▶ _Data in this exercise_:
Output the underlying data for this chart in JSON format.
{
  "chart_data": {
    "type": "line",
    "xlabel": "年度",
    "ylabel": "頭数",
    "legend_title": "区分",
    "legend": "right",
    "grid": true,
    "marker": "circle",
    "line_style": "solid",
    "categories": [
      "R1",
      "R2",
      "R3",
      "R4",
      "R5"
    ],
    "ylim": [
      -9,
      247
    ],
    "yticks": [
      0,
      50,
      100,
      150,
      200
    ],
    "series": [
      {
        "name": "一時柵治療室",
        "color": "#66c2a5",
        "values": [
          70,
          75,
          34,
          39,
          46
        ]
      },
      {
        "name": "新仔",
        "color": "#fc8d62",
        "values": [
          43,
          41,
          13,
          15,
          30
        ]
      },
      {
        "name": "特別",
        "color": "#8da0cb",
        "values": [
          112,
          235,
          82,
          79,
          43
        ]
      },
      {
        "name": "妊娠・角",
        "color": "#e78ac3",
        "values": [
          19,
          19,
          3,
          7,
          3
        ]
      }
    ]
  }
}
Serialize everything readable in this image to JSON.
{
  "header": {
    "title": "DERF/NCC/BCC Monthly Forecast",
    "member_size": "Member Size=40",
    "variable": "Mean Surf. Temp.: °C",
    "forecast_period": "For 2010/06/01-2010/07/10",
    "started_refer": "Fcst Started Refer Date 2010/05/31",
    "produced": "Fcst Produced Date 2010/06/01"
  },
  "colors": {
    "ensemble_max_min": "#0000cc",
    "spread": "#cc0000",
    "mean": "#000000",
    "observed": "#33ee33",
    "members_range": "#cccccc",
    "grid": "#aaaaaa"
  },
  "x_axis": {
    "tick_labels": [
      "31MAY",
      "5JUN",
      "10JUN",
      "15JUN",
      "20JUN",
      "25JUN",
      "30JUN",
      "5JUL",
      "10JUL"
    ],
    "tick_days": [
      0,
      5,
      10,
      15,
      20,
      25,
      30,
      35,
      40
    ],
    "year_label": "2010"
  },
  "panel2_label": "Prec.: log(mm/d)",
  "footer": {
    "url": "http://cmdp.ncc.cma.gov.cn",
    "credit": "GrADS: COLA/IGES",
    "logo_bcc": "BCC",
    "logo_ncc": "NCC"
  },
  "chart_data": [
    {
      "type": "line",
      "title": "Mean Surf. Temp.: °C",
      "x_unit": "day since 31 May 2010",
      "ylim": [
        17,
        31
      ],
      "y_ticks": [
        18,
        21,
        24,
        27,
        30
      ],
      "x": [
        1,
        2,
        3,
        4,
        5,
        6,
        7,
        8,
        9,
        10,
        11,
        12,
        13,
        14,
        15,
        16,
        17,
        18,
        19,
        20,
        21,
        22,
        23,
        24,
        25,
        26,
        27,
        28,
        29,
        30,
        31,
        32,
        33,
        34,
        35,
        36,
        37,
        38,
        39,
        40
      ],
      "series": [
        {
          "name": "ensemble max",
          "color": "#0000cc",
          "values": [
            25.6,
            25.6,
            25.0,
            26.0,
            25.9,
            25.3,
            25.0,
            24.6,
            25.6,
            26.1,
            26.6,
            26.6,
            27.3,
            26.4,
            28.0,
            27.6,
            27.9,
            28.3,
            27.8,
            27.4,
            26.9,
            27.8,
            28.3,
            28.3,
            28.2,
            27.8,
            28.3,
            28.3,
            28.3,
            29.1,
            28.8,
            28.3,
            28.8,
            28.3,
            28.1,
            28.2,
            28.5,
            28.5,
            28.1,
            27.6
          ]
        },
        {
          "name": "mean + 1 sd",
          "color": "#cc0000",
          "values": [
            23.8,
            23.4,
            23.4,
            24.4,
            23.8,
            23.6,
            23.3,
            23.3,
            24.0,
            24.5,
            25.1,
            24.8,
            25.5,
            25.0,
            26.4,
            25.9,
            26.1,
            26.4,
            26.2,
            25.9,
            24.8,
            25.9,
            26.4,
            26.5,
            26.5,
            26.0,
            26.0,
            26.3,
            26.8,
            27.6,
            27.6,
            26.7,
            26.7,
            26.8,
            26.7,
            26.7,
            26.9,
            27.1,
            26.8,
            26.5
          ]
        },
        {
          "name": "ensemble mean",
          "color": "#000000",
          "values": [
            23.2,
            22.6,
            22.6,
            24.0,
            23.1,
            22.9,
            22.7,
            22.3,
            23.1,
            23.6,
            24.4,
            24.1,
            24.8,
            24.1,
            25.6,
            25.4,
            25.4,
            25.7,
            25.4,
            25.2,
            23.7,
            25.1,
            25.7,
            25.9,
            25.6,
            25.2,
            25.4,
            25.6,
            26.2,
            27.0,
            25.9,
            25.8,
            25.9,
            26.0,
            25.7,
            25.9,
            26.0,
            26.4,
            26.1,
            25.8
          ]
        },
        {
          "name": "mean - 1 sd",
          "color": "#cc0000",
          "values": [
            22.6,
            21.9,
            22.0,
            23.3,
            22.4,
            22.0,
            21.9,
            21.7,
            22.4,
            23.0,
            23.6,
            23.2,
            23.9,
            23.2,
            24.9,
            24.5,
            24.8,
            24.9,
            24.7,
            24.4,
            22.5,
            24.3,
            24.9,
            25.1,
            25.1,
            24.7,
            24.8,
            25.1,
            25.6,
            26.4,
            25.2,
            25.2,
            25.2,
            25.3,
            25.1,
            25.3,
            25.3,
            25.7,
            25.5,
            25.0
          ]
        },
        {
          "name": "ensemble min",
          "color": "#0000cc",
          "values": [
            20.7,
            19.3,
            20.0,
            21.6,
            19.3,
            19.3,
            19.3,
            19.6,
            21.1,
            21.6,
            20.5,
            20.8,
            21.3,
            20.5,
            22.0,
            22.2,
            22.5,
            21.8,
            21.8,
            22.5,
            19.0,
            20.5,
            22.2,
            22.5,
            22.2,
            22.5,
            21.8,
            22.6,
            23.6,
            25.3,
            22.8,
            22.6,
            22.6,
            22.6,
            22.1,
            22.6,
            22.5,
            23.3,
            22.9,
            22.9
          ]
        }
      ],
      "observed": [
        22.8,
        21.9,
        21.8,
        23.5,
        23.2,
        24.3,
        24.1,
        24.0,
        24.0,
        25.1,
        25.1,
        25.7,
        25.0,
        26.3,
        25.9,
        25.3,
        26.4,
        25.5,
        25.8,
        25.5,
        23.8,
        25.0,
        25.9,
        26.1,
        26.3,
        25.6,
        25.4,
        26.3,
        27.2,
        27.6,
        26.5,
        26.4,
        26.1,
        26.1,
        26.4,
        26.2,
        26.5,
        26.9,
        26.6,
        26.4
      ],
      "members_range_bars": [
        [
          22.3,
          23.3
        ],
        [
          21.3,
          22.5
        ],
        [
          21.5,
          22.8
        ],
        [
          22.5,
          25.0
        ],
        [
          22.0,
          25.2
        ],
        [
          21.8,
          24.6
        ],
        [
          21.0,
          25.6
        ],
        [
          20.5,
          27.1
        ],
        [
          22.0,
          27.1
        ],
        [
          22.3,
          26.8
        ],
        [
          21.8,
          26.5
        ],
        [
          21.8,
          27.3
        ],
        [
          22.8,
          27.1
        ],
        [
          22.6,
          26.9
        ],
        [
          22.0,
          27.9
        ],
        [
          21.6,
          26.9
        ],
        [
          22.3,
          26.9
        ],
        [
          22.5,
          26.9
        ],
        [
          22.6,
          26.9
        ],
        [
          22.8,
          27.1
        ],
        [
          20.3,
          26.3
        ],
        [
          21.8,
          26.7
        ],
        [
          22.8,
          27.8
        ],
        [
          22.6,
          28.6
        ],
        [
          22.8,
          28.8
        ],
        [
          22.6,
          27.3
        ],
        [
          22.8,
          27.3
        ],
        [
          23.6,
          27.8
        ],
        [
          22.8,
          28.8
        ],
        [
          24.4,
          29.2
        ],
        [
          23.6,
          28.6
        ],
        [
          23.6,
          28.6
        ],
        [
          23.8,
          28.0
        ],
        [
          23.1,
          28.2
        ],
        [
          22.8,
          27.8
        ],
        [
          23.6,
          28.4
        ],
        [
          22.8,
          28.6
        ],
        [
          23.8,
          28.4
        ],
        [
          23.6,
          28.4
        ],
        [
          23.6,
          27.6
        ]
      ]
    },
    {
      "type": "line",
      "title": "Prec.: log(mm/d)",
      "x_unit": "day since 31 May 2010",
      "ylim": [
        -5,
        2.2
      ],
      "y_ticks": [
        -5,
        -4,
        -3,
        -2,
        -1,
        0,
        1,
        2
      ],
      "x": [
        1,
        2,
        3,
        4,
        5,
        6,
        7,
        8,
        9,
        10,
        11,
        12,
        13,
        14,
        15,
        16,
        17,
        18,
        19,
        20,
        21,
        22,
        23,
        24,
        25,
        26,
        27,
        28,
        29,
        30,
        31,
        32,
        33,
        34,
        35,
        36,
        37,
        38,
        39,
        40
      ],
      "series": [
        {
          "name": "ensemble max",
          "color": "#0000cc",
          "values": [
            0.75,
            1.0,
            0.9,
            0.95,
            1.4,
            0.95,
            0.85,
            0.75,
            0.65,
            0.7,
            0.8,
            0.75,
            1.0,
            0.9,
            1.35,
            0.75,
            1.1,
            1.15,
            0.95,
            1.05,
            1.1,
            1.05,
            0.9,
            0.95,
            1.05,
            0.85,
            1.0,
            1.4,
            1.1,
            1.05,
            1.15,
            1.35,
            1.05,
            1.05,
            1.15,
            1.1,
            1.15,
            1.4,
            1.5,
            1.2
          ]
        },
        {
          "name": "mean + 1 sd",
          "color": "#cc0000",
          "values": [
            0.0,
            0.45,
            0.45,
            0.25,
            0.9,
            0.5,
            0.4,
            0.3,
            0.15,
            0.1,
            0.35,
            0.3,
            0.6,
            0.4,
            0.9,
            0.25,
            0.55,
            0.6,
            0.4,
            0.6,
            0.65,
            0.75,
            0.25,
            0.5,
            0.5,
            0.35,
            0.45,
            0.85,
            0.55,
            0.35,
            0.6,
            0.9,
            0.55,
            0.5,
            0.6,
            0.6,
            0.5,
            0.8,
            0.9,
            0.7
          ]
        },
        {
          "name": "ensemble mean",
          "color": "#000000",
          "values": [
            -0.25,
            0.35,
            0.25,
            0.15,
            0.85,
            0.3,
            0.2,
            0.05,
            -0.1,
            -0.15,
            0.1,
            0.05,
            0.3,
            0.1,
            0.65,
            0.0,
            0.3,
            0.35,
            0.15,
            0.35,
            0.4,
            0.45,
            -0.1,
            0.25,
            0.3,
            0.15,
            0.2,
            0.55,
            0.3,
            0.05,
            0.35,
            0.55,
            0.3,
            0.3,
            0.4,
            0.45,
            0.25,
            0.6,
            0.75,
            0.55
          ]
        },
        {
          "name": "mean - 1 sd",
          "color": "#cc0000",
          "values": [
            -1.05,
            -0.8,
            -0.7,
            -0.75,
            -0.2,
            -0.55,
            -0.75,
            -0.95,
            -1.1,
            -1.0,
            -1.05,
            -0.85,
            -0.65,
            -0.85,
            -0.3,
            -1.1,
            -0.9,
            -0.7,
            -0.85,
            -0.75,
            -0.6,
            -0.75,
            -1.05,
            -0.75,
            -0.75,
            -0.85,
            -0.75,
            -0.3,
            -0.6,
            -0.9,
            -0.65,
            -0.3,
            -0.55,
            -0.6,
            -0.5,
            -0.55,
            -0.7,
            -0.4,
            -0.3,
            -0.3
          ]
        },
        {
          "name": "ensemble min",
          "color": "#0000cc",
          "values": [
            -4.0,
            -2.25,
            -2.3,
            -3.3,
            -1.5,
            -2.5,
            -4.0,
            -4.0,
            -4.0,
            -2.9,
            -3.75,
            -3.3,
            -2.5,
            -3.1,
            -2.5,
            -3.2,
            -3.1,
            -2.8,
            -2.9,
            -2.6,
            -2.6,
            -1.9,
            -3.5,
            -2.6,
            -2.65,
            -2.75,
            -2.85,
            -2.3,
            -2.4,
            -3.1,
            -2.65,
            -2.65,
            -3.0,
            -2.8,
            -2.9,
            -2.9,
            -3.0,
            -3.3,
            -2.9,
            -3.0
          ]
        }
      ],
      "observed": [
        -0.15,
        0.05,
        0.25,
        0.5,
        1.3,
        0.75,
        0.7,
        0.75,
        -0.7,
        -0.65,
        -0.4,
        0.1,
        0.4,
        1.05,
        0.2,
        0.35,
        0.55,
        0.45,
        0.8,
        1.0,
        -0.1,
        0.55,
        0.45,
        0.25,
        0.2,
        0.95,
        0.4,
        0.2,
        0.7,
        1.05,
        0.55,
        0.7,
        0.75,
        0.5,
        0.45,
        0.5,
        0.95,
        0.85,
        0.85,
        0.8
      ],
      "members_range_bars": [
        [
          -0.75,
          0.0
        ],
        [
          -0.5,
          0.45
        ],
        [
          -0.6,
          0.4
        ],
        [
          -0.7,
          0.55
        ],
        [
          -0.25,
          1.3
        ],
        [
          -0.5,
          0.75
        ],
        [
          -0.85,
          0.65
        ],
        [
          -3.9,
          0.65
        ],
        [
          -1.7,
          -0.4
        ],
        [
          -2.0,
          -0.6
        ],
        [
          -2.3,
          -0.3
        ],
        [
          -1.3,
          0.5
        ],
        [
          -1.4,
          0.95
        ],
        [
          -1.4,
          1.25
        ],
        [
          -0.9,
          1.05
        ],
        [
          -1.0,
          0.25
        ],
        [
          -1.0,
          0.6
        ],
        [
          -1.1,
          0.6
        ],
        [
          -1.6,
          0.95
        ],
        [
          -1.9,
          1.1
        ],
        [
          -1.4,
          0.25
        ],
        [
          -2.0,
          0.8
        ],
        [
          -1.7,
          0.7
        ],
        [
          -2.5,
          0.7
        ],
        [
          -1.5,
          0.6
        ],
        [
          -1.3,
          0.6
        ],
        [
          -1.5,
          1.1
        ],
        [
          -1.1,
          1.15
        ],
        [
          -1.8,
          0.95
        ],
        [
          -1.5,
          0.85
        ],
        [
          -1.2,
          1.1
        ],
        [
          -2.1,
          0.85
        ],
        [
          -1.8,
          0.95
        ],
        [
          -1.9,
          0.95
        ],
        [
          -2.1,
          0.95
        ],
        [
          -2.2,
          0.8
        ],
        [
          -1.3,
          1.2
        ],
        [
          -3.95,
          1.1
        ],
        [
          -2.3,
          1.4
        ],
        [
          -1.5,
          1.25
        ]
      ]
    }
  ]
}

▶ _Prompt_: Using the records above, gather all lines where the string "JSON" is present.

▶ _Written solution_:
Output the underlying data for this chart in JSON format.
Serialize everything readable in this image to JSON.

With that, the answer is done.